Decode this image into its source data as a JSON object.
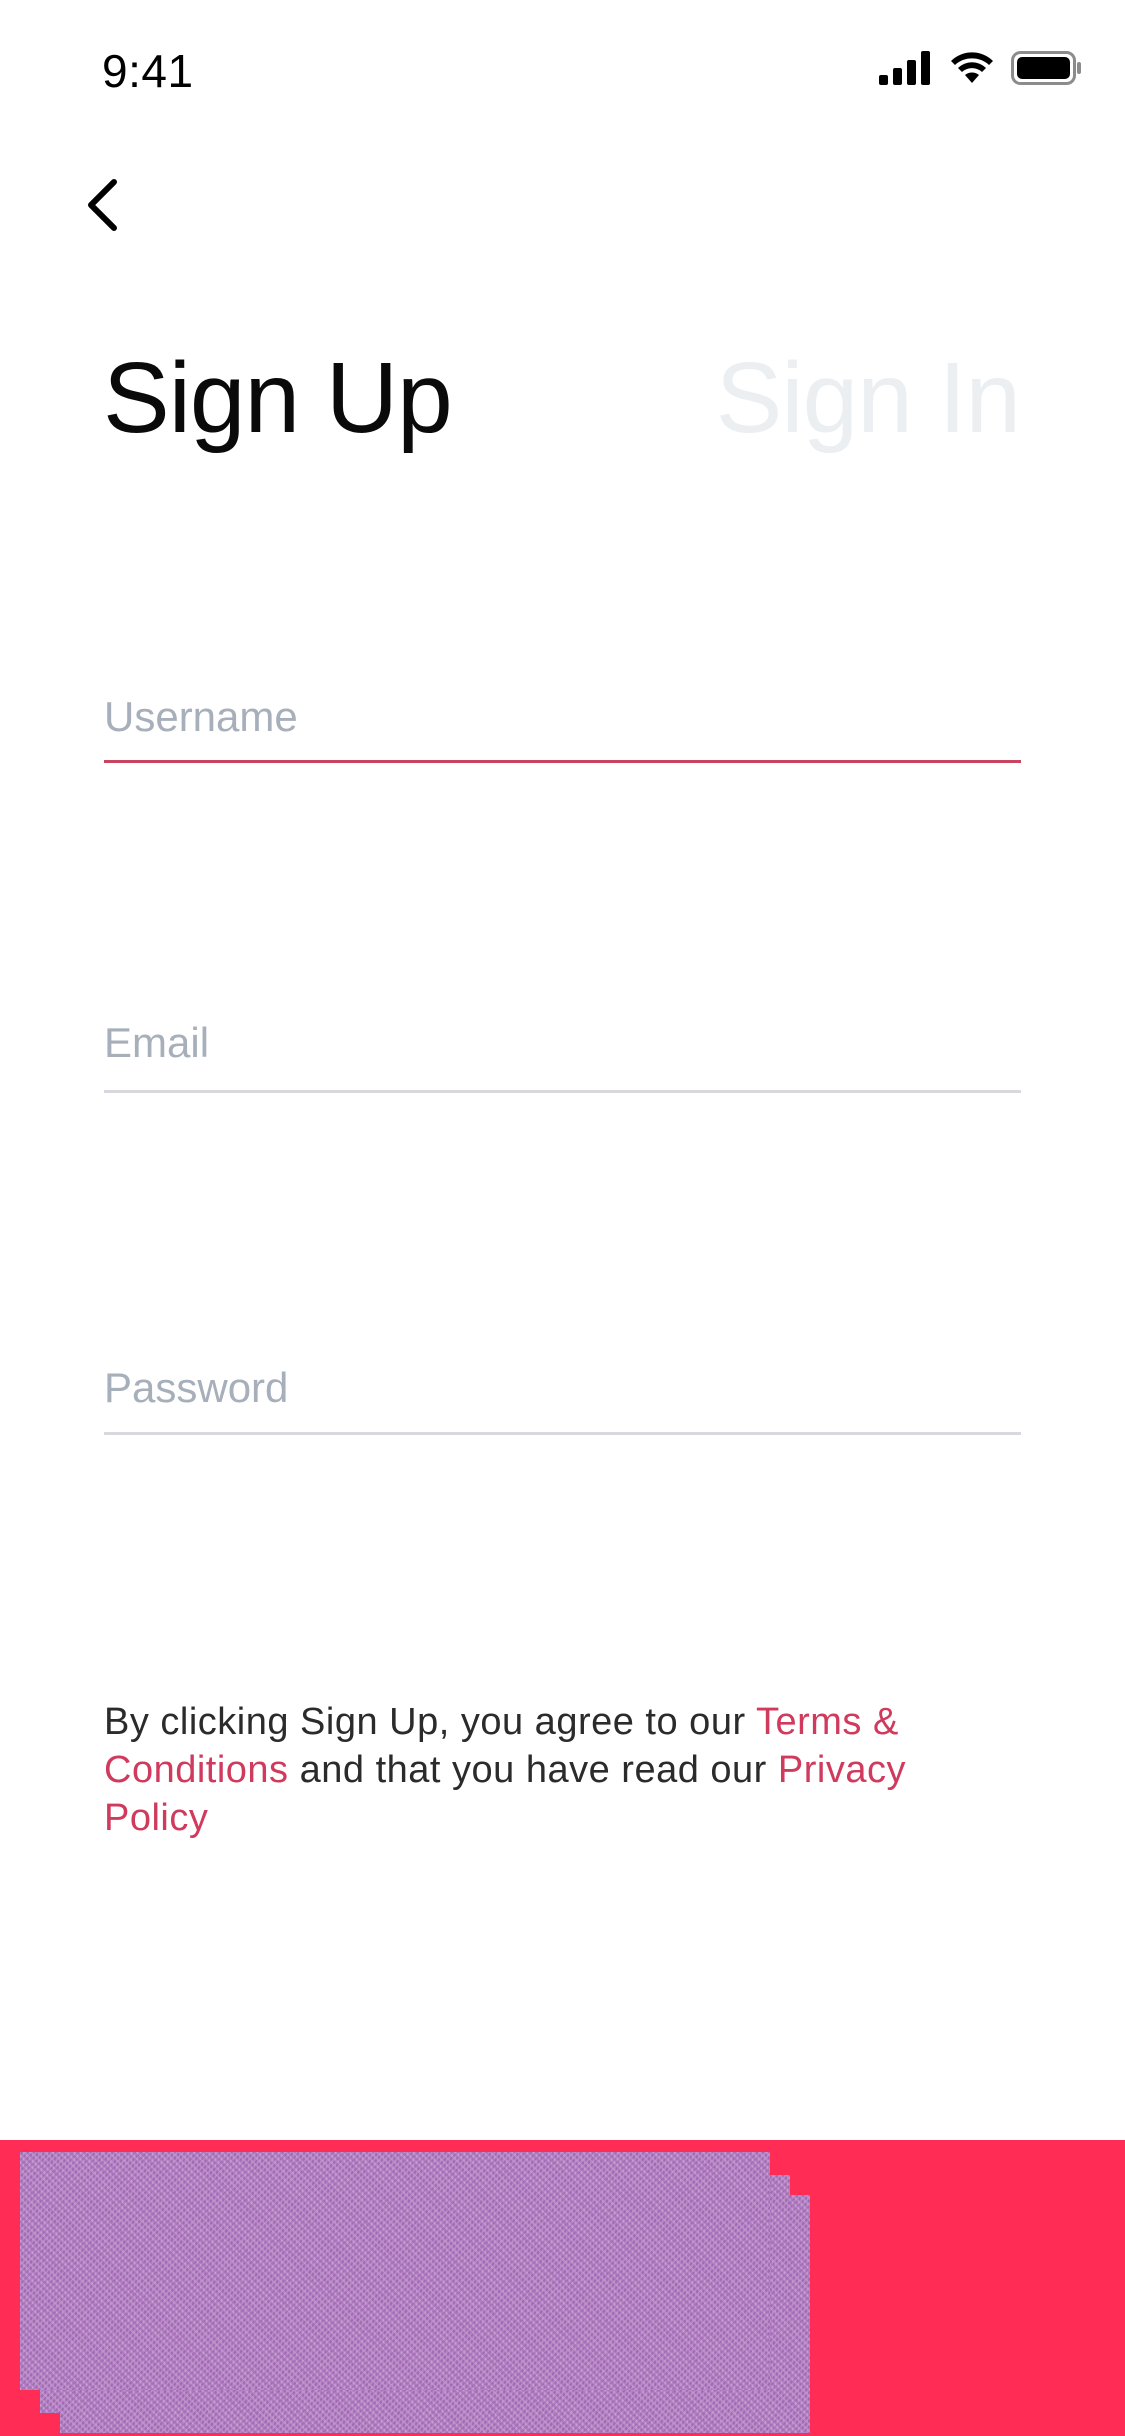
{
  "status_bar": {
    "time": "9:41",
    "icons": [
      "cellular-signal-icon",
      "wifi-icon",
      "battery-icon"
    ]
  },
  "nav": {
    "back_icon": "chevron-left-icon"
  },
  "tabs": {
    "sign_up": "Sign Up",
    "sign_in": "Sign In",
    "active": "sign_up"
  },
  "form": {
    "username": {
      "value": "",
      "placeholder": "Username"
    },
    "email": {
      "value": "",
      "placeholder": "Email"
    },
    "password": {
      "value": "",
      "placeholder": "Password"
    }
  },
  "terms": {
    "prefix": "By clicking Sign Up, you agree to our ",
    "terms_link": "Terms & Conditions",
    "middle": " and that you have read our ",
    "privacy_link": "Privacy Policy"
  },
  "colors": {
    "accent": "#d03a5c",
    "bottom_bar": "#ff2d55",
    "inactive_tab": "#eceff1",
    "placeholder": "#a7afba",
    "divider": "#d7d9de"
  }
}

GIVEN TASK:
How many of the lines in the listing above hold the word "placeholder"? Report only that figure.

WORKED SOLUTION:
4